PROMPT
Copy out each line that includes the word "structure".

TASK INPUTS
__________________________________________________

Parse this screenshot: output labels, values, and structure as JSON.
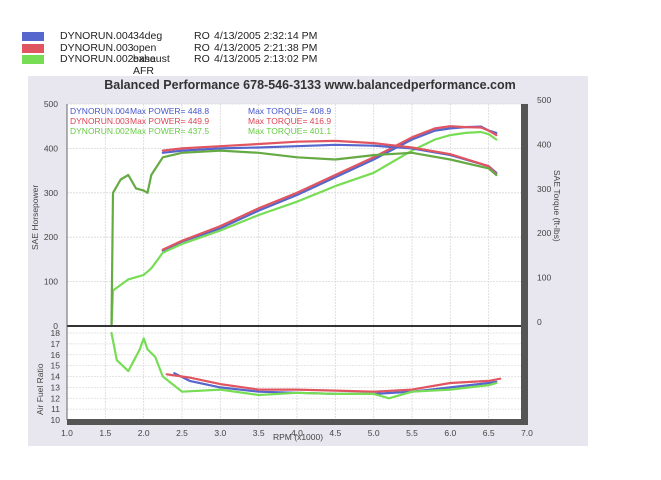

__________________________________________________

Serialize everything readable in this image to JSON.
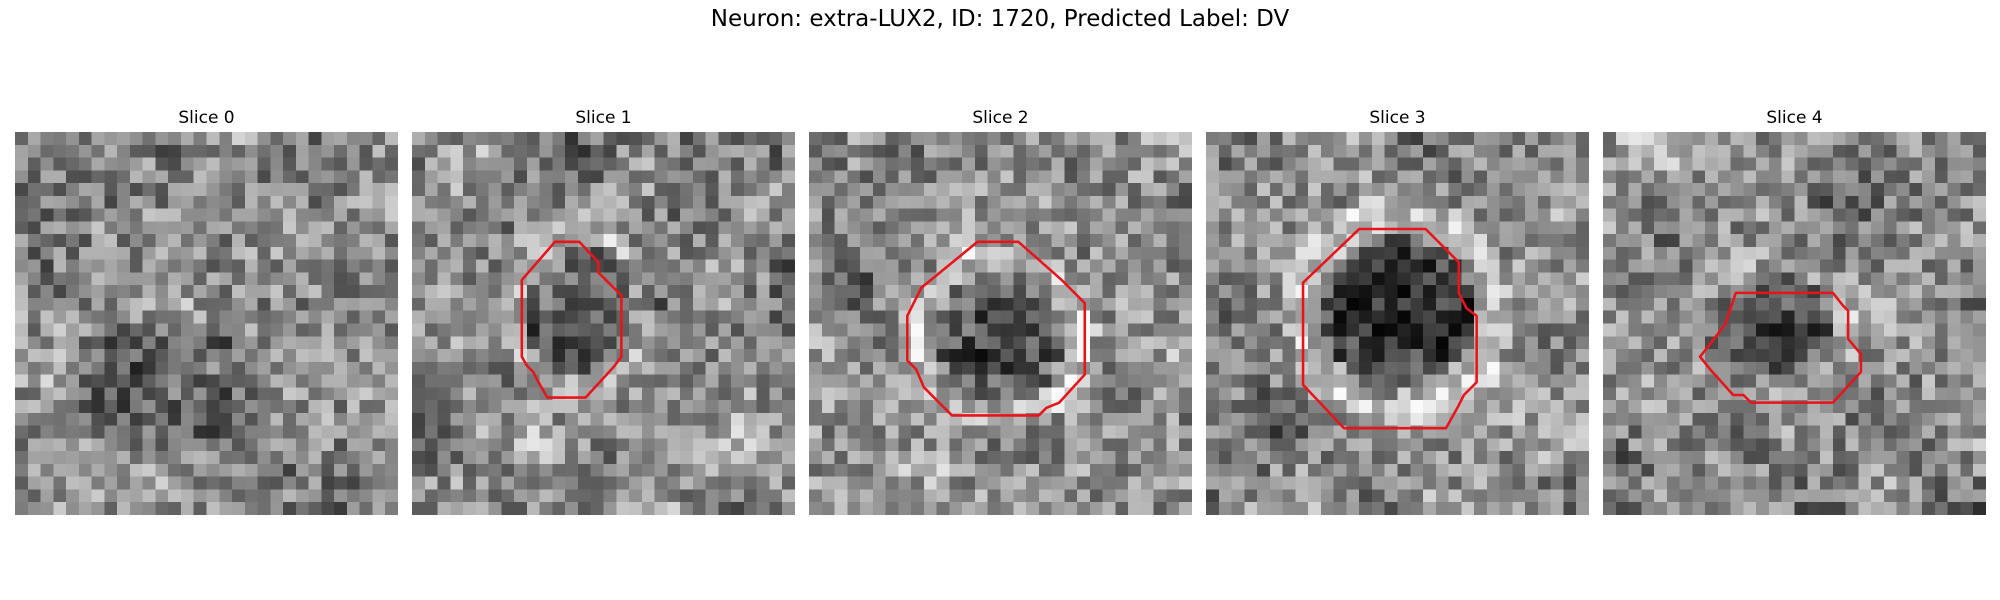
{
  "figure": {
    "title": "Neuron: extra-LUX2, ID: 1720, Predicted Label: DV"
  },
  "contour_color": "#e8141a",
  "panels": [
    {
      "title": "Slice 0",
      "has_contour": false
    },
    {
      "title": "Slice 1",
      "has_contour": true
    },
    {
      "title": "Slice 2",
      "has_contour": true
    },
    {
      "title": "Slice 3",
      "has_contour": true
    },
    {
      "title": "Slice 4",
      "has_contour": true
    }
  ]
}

__________________________________________________

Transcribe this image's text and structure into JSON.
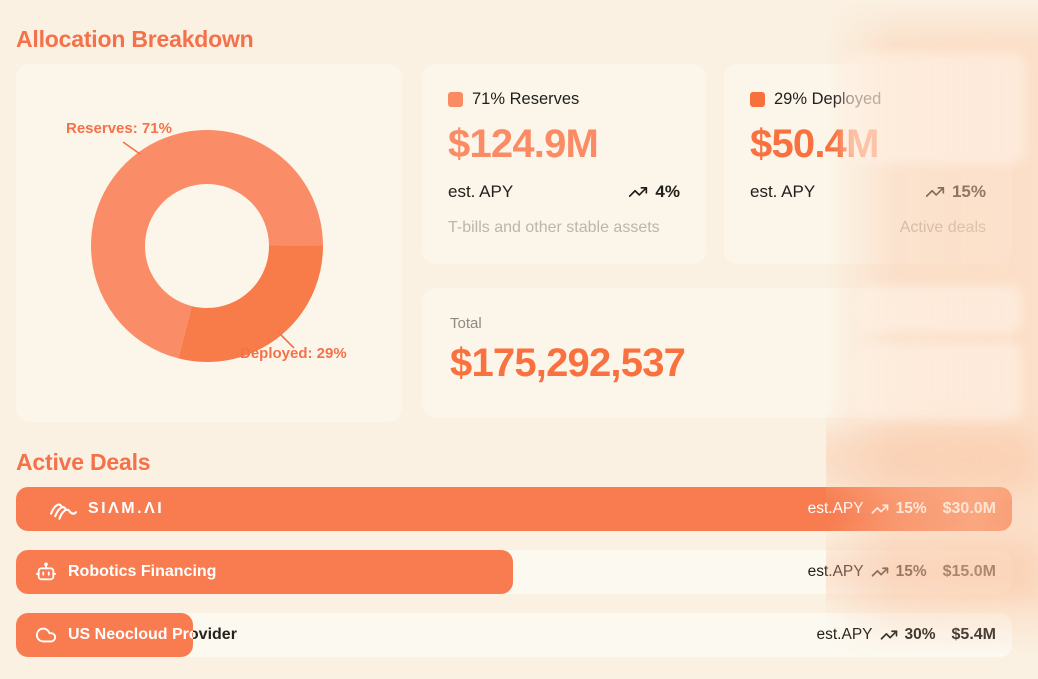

__________________________________________________

PROBLEM SOLUTION
Parse this screenshot: output labels, values, and structure as JSON.
Transcribe this image's text and structure into JSON.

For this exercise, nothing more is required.